REQUIRED TASK :: For every line in the records that has the word "intermittentibus", make a copy.

Source records ::
⁂

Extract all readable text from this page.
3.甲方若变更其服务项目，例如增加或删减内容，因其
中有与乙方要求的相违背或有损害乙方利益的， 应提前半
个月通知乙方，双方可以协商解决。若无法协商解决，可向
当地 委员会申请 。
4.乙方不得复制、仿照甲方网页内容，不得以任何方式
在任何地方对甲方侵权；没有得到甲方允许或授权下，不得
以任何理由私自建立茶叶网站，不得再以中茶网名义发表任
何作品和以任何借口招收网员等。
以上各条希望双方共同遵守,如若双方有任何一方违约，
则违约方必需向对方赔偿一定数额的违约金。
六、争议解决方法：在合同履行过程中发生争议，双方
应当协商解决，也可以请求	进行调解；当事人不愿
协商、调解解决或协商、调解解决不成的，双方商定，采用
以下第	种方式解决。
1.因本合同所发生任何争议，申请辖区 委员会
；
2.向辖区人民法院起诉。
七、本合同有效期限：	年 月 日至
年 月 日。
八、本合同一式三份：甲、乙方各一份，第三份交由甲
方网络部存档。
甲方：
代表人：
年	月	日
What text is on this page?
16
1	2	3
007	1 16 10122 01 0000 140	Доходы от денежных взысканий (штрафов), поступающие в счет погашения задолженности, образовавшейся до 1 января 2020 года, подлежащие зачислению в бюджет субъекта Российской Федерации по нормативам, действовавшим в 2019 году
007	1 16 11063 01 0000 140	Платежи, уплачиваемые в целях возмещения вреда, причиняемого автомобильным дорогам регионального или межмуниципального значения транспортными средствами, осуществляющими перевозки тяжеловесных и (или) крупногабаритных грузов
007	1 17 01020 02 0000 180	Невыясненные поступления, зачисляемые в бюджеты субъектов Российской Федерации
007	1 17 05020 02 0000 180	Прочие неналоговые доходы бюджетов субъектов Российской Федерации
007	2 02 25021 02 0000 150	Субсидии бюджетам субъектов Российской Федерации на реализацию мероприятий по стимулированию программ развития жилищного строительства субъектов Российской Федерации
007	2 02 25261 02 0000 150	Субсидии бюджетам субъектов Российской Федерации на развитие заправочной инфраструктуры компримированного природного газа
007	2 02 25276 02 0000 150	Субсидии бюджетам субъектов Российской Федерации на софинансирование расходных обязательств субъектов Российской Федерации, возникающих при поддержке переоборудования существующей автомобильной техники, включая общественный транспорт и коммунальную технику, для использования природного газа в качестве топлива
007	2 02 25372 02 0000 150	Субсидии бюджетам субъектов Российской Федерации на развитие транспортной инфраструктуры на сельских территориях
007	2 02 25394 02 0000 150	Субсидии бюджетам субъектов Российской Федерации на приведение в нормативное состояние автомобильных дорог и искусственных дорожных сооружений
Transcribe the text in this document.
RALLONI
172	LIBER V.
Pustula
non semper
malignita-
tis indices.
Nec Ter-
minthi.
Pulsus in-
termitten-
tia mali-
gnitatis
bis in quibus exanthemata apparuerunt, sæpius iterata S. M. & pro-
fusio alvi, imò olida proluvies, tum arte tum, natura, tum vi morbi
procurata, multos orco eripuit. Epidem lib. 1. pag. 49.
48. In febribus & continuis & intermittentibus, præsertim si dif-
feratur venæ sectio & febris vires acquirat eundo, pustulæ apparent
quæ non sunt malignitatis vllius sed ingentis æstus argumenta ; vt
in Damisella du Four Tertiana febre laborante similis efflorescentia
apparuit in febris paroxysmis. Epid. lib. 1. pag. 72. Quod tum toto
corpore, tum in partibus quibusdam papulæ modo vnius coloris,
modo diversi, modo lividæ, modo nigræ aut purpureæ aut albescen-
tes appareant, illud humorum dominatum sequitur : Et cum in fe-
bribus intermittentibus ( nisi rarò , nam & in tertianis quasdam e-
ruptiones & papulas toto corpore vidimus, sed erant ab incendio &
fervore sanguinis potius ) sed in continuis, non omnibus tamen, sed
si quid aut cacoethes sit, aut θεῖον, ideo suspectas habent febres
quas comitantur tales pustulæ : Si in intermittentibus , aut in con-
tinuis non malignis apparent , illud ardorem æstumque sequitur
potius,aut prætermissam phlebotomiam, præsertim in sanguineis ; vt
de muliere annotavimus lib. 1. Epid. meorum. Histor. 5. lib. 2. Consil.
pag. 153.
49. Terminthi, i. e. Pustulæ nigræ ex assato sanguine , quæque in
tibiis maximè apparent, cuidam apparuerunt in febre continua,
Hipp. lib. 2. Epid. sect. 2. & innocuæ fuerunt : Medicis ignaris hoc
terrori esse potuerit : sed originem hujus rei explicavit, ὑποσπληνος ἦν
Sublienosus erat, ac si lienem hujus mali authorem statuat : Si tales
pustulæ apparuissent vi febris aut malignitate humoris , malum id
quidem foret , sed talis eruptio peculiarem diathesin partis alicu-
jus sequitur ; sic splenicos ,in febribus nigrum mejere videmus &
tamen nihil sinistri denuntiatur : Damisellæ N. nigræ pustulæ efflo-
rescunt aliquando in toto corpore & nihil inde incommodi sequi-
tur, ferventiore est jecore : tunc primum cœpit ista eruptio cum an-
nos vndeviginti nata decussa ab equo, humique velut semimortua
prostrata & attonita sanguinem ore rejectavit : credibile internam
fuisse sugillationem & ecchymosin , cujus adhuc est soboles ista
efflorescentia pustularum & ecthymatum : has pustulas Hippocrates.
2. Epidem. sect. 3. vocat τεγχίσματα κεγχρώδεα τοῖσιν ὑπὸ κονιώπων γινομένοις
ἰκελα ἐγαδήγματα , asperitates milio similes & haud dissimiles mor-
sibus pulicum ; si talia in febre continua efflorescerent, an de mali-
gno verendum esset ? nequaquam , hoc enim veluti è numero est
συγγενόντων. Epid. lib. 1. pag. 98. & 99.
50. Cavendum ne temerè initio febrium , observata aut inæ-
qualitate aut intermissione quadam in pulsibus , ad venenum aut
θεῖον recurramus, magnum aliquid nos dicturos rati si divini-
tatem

⁂

TASK SOLUTION ::
48. In febribus & continuis & intermittentibus, præsertim si dif-
bribus intermittentibus ( nisi rarò , nam & in tertianis quasdam e-
quas comitantur tales pustulæ : Si in intermittentibus , aut in con-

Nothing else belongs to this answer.